Input ->
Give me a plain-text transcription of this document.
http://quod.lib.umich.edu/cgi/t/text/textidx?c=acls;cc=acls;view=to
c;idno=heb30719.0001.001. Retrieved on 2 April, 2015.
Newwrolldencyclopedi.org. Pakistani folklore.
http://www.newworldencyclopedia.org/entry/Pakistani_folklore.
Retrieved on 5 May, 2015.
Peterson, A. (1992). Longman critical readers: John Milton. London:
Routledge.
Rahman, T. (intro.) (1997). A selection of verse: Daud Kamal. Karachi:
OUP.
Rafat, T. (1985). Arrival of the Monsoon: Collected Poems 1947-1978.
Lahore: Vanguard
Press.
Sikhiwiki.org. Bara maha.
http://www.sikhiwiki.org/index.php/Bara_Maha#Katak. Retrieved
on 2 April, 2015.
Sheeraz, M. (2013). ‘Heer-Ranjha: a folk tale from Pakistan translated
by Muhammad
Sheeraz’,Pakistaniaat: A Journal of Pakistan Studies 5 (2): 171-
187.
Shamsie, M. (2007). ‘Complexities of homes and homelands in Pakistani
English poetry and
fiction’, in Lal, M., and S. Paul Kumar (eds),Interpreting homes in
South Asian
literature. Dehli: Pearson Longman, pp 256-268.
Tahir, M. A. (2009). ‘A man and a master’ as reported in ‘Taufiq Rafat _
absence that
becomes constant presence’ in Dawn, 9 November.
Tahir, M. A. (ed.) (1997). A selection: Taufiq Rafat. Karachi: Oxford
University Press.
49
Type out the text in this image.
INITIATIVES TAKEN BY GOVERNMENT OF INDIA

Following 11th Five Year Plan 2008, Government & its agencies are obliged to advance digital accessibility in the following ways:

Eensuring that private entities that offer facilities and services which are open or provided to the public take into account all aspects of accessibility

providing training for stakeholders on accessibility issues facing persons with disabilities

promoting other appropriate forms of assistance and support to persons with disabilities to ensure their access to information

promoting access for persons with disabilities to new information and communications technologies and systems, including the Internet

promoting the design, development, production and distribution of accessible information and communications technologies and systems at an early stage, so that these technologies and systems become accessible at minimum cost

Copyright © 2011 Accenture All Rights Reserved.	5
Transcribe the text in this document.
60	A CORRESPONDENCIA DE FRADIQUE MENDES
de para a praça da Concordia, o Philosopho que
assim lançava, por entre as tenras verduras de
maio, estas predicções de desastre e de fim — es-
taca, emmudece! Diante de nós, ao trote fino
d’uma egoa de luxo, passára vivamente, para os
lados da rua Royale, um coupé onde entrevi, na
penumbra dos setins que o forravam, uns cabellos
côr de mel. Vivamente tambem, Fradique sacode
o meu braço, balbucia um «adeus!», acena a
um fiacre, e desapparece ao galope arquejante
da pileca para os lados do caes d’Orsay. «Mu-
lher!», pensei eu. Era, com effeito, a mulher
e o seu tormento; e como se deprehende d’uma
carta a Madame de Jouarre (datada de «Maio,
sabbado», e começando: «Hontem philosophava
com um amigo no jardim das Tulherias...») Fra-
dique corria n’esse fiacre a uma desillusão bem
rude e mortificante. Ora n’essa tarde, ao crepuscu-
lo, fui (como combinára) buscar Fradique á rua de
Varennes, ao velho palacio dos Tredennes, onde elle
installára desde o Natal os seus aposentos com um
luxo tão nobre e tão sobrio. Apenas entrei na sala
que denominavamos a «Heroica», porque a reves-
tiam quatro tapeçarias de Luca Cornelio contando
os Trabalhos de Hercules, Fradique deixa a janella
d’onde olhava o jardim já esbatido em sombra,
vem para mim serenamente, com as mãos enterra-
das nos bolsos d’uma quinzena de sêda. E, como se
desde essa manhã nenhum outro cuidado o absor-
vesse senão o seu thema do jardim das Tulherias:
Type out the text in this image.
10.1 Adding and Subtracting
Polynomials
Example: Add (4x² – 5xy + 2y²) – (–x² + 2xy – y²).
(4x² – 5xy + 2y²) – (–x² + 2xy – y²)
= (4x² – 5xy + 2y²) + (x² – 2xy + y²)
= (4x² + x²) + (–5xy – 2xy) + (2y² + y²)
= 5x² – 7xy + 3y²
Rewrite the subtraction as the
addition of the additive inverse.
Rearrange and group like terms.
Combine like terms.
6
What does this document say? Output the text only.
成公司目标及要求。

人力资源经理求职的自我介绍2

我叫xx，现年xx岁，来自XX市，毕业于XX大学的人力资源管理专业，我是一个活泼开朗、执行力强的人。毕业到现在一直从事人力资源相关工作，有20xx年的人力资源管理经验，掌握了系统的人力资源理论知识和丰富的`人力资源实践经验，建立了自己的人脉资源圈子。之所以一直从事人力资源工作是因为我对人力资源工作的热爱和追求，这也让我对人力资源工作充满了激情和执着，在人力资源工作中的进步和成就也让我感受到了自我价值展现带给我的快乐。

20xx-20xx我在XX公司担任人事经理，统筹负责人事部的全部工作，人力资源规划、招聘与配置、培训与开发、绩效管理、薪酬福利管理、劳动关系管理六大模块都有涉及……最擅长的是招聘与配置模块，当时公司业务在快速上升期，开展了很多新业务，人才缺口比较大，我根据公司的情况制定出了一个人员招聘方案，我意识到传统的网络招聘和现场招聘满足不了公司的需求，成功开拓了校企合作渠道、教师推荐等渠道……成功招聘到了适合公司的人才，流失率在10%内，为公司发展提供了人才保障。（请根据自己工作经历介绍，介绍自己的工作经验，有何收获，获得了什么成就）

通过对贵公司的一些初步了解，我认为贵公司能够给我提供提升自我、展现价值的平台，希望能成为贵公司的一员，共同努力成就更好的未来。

Exercise aim -> Please output the entire listing exactly as it stands.

Full response ->
Give me a plain-text transcription of this document.
http://quod.lib.umich.edu/cgi/t/text/textidx?c=acls;cc=acls;view=to
c;idno=heb30719.0001.001. Retrieved on 2 April, 2015.
Newwrolldencyclopedi.org. Pakistani folklore.
http://www.newworldencyclopedia.org/entry/Pakistani_folklore.
Retrieved on 5 May, 2015.
Peterson, A. (1992). Longman critical readers: John Milton. London:
Routledge.
Rahman, T. (intro.) (1997). A selection of verse: Daud Kamal. Karachi:
OUP.
Rafat, T. (1985). Arrival of the Monsoon: Collected Poems 1947-1978.
Lahore: Vanguard
Press.
Sikhiwiki.org. Bara maha.
http://www.sikhiwiki.org/index.php/Bara_Maha#Katak. Retrieved
on 2 April, 2015.
Sheeraz, M. (2013). ‘Heer-Ranjha: a folk tale from Pakistan translated
by Muhammad
Sheeraz’,Pakistaniaat: A Journal of Pakistan Studies 5 (2): 171-
187.
Shamsie, M. (2007). ‘Complexities of homes and homelands in Pakistani
English poetry and
fiction’, in Lal, M., and S. Paul Kumar (eds),Interpreting homes in
South Asian
literature. Dehli: Pearson Longman, pp 256-268.
Tahir, M. A. (2009). ‘A man and a master’ as reported in ‘Taufiq Rafat _
absence that
becomes constant presence’ in Dawn, 9 November.
Tahir, M. A. (ed.) (1997). A selection: Taufiq Rafat. Karachi: Oxford
University Press.
49
Type out the text in this image.
INITIATIVES TAKEN BY GOVERNMENT OF INDIA

Following 11th Five Year Plan 2008, Government & its agencies are obliged to advance digital accessibility in the following ways:

Eensuring that private entities that offer facilities and services which are open or provided to the public take into account all aspects of accessibility

providing training for stakeholders on accessibility issues facing persons with disabilities

promoting other appropriate forms of assistance and support to persons with disabilities to ensure their access to information

promoting access for persons with disabilities to new information and communications technologies and systems, including the Internet

promoting the design, development, production and distribution of accessible information and communications technologies and systems at an early stage, so that these technologies and systems become accessible at minimum cost

Copyright © 2011 Accenture All Rights Reserved.	5
Transcribe the text in this document.
60	A CORRESPONDENCIA DE FRADIQUE MENDES
de para a praça da Concordia, o Philosopho que
assim lançava, por entre as tenras verduras de
maio, estas predicções de desastre e de fim — es-
taca, emmudece! Diante de nós, ao trote fino
d’uma egoa de luxo, passára vivamente, para os
lados da rua Royale, um coupé onde entrevi, na
penumbra dos setins que o forravam, uns cabellos
côr de mel. Vivamente tambem, Fradique sacode
o meu braço, balbucia um «adeus!», acena a
um fiacre, e desapparece ao galope arquejante
da pileca para os lados do caes d’Orsay. «Mu-
lher!», pensei eu. Era, com effeito, a mulher
e o seu tormento; e como se deprehende d’uma
carta a Madame de Jouarre (datada de «Maio,
sabbado», e começando: «Hontem philosophava
com um amigo no jardim das Tulherias...») Fra-
dique corria n’esse fiacre a uma desillusão bem
rude e mortificante. Ora n’essa tarde, ao crepuscu-
lo, fui (como combinára) buscar Fradique á rua de
Varennes, ao velho palacio dos Tredennes, onde elle
installára desde o Natal os seus aposentos com um
luxo tão nobre e tão sobrio. Apenas entrei na sala
que denominavamos a «Heroica», porque a reves-
tiam quatro tapeçarias de Luca Cornelio contando
os Trabalhos de Hercules, Fradique deixa a janella
d’onde olhava o jardim já esbatido em sombra,
vem para mim serenamente, com as mãos enterra-
das nos bolsos d’uma quinzena de sêda. E, como se
desde essa manhã nenhum outro cuidado o absor-
vesse senão o seu thema do jardim das Tulherias:
Type out the text in this image.
10.1 Adding and Subtracting
Polynomials
Example: Add (4x² – 5xy + 2y²) – (–x² + 2xy – y²).
(4x² – 5xy + 2y²) – (–x² + 2xy – y²)
= (4x² – 5xy + 2y²) + (x² – 2xy + y²)
= (4x² + x²) + (–5xy – 2xy) + (2y² + y²)
= 5x² – 7xy + 3y²
Rewrite the subtraction as the
addition of the additive inverse.
Rearrange and group like terms.
Combine like terms.
6
What does this document say? Output the text only.
成公司目标及要求。

人力资源经理求职的自我介绍2

我叫xx，现年xx岁，来自XX市，毕业于XX大学的人力资源管理专业，我是一个活泼开朗、执行力强的人。毕业到现在一直从事人力资源相关工作，有20xx年的人力资源管理经验，掌握了系统的人力资源理论知识和丰富的`人力资源实践经验，建立了自己的人脉资源圈子。之所以一直从事人力资源工作是因为我对人力资源工作的热爱和追求，这也让我对人力资源工作充满了激情和执着，在人力资源工作中的进步和成就也让我感受到了自我价值展现带给我的快乐。

20xx-20xx我在XX公司担任人事经理，统筹负责人事部的全部工作，人力资源规划、招聘与配置、培训与开发、绩效管理、薪酬福利管理、劳动关系管理六大模块都有涉及……最擅长的是招聘与配置模块，当时公司业务在快速上升期，开展了很多新业务，人才缺口比较大，我根据公司的情况制定出了一个人员招聘方案，我意识到传统的网络招聘和现场招聘满足不了公司的需求，成功开拓了校企合作渠道、教师推荐等渠道……成功招聘到了适合公司的人才，流失率在10%内，为公司发展提供了人才保障。（请根据自己工作经历介绍，介绍自己的工作经验，有何收获，获得了什么成就）

通过对贵公司的一些初步了解，我认为贵公司能够给我提供提升自我、展现价值的平台，希望能成为贵公司的一员，共同努力成就更好的未来。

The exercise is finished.